Task requirements: Go through the entries below and count the lines holding the word "fuit". Reply with only the number, please.

Source data:
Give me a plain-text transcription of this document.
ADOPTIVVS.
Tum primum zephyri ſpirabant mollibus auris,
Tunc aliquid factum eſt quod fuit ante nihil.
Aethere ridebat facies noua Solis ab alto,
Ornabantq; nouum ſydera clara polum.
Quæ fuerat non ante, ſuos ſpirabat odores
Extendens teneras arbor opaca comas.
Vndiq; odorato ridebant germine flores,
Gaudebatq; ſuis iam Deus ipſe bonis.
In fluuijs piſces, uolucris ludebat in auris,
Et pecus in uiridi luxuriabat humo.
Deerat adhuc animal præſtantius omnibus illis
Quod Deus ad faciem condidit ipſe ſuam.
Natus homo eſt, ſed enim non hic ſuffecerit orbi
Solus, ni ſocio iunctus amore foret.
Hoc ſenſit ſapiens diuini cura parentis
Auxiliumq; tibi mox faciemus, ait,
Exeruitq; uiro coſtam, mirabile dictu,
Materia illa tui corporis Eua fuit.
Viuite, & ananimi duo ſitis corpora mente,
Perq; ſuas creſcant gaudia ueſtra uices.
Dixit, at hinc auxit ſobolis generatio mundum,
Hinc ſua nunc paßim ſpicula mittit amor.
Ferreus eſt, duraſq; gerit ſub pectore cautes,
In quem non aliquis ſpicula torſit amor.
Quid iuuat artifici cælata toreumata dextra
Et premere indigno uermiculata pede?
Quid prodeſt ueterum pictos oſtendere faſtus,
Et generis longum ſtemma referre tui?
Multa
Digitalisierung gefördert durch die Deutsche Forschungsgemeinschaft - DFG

Output of the exercise: 2